• _What this task involves_:
Can you arrange every line of the rows below as a JSON list of strings, one string per line, with blank lines left out?

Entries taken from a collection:
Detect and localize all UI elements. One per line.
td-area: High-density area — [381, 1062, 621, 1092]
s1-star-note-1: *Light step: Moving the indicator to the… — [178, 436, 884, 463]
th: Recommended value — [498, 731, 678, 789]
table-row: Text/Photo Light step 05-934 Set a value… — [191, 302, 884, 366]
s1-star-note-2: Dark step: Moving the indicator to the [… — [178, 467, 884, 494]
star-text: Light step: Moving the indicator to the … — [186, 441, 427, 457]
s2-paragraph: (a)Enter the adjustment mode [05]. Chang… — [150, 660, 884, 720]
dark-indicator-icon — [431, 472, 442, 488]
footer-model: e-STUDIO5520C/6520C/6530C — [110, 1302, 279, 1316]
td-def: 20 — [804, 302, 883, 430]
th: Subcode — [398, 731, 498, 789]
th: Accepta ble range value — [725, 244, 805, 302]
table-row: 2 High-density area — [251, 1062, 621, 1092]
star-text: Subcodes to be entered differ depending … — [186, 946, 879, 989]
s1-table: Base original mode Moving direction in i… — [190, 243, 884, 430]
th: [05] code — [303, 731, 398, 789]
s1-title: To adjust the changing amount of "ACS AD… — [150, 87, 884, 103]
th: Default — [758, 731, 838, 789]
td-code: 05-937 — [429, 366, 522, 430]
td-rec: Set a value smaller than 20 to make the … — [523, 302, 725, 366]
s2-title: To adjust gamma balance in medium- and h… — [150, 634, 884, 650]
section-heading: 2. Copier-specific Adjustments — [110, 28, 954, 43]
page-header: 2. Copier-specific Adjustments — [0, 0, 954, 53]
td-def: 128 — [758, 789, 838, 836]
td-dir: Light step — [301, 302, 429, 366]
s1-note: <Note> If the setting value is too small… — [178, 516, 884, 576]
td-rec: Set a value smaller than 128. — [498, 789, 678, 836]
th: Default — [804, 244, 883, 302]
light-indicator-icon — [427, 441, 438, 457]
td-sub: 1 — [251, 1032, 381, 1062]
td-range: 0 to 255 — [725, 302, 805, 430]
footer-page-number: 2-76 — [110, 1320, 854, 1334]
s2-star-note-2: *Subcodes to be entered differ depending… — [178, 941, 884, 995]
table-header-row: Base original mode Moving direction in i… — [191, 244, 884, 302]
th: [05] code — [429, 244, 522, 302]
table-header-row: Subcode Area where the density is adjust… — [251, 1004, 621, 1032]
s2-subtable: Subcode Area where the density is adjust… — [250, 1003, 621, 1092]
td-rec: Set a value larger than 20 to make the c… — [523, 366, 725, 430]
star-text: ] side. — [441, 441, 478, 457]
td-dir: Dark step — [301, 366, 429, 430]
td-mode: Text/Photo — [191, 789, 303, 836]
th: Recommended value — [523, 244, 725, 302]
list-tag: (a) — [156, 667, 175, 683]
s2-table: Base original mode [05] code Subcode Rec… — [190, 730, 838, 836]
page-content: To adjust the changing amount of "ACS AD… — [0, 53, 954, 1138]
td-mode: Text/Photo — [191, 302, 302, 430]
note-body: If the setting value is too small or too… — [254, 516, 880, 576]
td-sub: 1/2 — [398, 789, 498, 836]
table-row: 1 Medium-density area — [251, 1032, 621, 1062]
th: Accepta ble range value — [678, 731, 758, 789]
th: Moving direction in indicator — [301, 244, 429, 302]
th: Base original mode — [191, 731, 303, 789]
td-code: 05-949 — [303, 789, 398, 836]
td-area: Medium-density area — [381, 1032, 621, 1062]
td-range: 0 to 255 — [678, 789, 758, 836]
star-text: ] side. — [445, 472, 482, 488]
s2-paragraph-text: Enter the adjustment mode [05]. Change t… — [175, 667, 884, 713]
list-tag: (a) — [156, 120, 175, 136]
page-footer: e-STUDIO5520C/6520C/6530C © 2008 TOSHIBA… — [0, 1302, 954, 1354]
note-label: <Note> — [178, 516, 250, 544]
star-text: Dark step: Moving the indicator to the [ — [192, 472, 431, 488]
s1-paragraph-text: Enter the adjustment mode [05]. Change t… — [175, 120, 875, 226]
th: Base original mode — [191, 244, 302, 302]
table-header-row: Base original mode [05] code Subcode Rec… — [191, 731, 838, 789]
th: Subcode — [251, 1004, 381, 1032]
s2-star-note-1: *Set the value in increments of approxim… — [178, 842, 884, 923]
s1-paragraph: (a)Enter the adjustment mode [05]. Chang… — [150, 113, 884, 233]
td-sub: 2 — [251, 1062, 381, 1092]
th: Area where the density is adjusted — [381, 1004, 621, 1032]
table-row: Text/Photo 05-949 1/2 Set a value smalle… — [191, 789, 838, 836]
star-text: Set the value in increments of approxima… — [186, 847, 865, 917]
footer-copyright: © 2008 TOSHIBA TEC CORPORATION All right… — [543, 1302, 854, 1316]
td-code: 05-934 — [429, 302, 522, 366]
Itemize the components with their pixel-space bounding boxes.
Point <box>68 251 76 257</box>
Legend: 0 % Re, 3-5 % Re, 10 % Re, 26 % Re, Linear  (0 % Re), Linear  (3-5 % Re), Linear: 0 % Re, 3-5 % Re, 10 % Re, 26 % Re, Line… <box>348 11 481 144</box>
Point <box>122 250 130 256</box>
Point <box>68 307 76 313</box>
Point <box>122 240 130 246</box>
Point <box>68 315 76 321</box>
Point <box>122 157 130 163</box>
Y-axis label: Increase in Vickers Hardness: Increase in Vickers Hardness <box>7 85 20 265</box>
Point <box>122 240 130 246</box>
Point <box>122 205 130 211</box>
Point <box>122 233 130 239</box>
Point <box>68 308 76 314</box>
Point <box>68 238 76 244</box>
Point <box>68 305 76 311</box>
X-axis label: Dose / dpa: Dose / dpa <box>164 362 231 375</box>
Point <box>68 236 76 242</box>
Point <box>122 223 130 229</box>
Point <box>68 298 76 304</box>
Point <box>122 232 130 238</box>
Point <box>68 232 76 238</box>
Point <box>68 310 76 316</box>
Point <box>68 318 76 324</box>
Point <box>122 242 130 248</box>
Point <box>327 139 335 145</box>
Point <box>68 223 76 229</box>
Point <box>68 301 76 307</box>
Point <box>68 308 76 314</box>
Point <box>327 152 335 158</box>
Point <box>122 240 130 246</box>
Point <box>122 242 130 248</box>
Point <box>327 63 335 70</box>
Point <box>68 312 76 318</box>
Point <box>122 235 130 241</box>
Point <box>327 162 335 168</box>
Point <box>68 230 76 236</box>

• _Output below_:
[
  "Detect and localize all UI elements. One per line.",
  "td-area: High-density area — [381, 1062, 621, 1092]",
  "s1-star-note-1: *Light step: Moving the indicator to the… — [178, 436, 884, 463]",
  "th: Recommended value — [498, 731, 678, 789]",
  "table-row: Text/Photo Light step 05-934 Set a value… — [191, 302, 884, 366]",
  "s1-star-note-2: Dark step: Moving the indicator to the [… — [178, 467, 884, 494]",
  "star-text: Light step: Moving the indicator to the … — [186, 441, 427, 457]",
  "s2-paragraph: (a)Enter the adjustment mode [05]. Chang… — [150, 660, 884, 720]",
  "dark-indicator-icon — [431, 472, 442, 488]",
  "footer-model: e-STUDIO5520C/6520C/6530C — [110, 1302, 279, 1316]",
  "td-def: 20 — [804, 302, 883, 430]",
  "th: Subcode — [398, 731, 498, 789]",
  "th: Accepta ble range value — [725, 244, 805, 302]",
  "table-row: 2 High-density area — [251, 1062, 621, 1092]",
  "star-text: Subcodes to be entered differ depending … — [186, 946, 879, 989]",
  "s1-table: Base original mode Moving direction in i… — [190, 243, 884, 430]",
  "th: [05] code — [303, 731, 398, 789]",
  "s1-title: To adjust the changing amount of \"ACS AD… — [150, 87, 884, 103]",
  "th: Default — [758, 731, 838, 789]",
  "td-code: 05-937 — [429, 366, 522, 430]",
  "td-rec: Set a value smaller than 20 to make the … — [523, 302, 725, 366]",
  "s2-title: To adjust gamma balance in medium- and h… — [150, 634, 884, 650]",
  "section-heading: 2. Copier-specific Adjustments — [110, 28, 954, 43]",
  "page-header: 2. Copier-specific Adjustments — [0, 0, 954, 53]",
  "td-def: 128 — [758, 789, 838, 836]",
  "td-dir: Light step — [301, 302, 429, 366]",
  "s1-note: <Note> If the setting value is too small… — [178, 516, 884, 576]",
  "td-rec: Set a value smaller than 128. — [498, 789, 678, 836]",
  "th: Default — [804, 244, 883, 302]",
  "light-indicator-icon — [427, 441, 438, 457]",
  "td-sub: 1 — [251, 1032, 381, 1062]",
  "td-range: 0 to 255 — [725, 302, 805, 430]",
  "footer-page-number: 2-76 — [110, 1320, 854, 1334]",
  "s2-star-note-2: *Subcodes to be entered differ depending… — [178, 941, 884, 995]",
  "table-header-row: Base original mode Moving direction in i… — [191, 244, 884, 302]",
  "th: [05] code — [429, 244, 522, 302]",
  "table-header-row: Subcode Area where the density is adjust… — [251, 1004, 621, 1032]",
  "s2-subtable: Subcode Area where the density is adjust… — [250, 1003, 621, 1092]",
  "td-rec: Set a value larger than 20 to make the c… — [523, 366, 725, 430]",
  "star-text: ] side. — [441, 441, 478, 457]",
  "td-dir: Dark step — [301, 366, 429, 430]",
  "td-mode: Text/Photo — [191, 789, 303, 836]",
  "th: Recommended value — [523, 244, 725, 302]",
  "list-tag: (a) — [156, 667, 175, 683]",
  "s2-table: Base original mode [05] code Subcode Rec… — [190, 730, 838, 836]",
  "page-content: To adjust the changing amount of \"ACS AD… — [0, 53, 954, 1138]",
  "td-mode: Text/Photo — [191, 302, 302, 430]",
  "note-body: If the setting value is too small or too… — [254, 516, 880, 576]",
  "td-sub: 1/2 — [398, 789, 498, 836]",
  "table-row: 1 Medium-density area — [251, 1032, 621, 1062]",
  "th: Accepta ble range value — [678, 731, 758, 789]",
  "th: Moving direction in indicator — [301, 244, 429, 302]",
  "th: Base original mode — [191, 731, 303, 789]",
  "td-code: 05-949 — [303, 789, 398, 836]",
  "td-area: Medium-density area — [381, 1032, 621, 1062]",
  "td-range: 0 to 255 — [678, 789, 758, 836]",
  "star-text: ] side. — [445, 472, 482, 488]",
  "s2-paragraph-text: Enter the adjustment mode [05]. Change t… — [175, 667, 884, 713]",
  "list-tag: (a) — [156, 120, 175, 136]",
  "page-footer: e-STUDIO5520C/6520C/6530C © 2008 TOSHIBA… — [0, 1302, 954, 1354]",
  "note-label: <Note> — [178, 516, 250, 544]",
  "star-text: Dark step: Moving the indicator to the [ — [192, 472, 431, 488]",
  "s1-paragraph-text: Enter the adjustment mode [05]. Change t… — [175, 120, 875, 226]",
  "th: Base original mode — [191, 244, 302, 302]",
  "table-header-row: Base original mode [05] code Subcode Rec… — [191, 731, 838, 789]",
  "th: Subcode — [251, 1004, 381, 1032]",
  "s2-star-note-1: *Set the value in increments of approxim… — [178, 842, 884, 923]",
  "s1-paragraph: (a)Enter the adjustment mode [05]. Chang… — [150, 113, 884, 233]",
  "td-sub: 2 — [251, 1062, 381, 1092]",
  "th: Area where the density is adjusted — [381, 1004, 621, 1032]",
  "table-row: Text/Photo 05-949 1/2 Set a value smalle… — [191, 789, 838, 836]",
  "star-text: Set the value in increments of approxima… — [186, 847, 865, 917]",
  "footer-copyright: © 2008 TOSHIBA TEC CORPORATION All right… — [543, 1302, 854, 1316]",
  "td-code: 05-934 — [429, 302, 522, 366]",
  "Itemize the components with their pixel-space bounding boxes.",
  "Point <box>68 251 76 257</box>",
  "Legend: 0 % Re, 3-5 % Re, 10 % Re, 26 % Re, Linear  (0 % Re), Linear  (3-5 % Re), Linear: 0 % Re, 3-5 % Re, 10 % Re, 26 % Re, Line… <box>348 11 481 144</box>",
  "Point <box>122 250 130 256</box>",
  "Point <box>68 307 76 313</box>",
  "Point <box>122 240 130 246</box>",
  "Point <box>68 315 76 321</box>",
  "Point <box>122 157 130 163</box>",
  "Y-axis label: Increase in Vickers Hardness: Increase in Vickers Hardness <box>7 85 20 265</box>",
  "Point <box>122 240 130 246</box>",
  "Point <box>122 205 130 211</box>",
  "Point <box>122 233 130 239</box>",
  "Point <box>68 308 76 314</box>",
  "Point <box>68 238 76 244</box>",
  "Point <box>68 305 76 311</box>",
  "X-axis label: Dose / dpa: Dose / dpa <box>164 362 231 375</box>",
  "Point <box>68 236 76 242</box>",
  "Point <box>122 223 130 229</box>",
  "Point <box>68 298 76 304</box>",
  "Point <box>122 232 130 238</box>",
  "Point <box>68 232 76 238</box>",
  "Point <box>68 310 76 316</box>",
  "Point <box>68 318 76 324</box>",
  "Point <box>122 242 130 248</box>",
  "Point <box>327 139 335 145</box>",
  "Point <box>68 223 76 229</box>",
  "Point <box>68 301 76 307</box>",
  "Point <box>68 308 76 314</box>",
  "Point <box>327 152 335 158</box>",
  "Point <box>122 240 130 246</box>",
  "Point <box>122 242 130 248</box>",
  "Point <box>327 63 335 70</box>",
  "Point <box>68 312 76 318</box>",
  "Point <box>122 235 130 241</box>",
  "Point <box>327 162 335 168</box>",
  "Point <box>68 230 76 236</box>"
]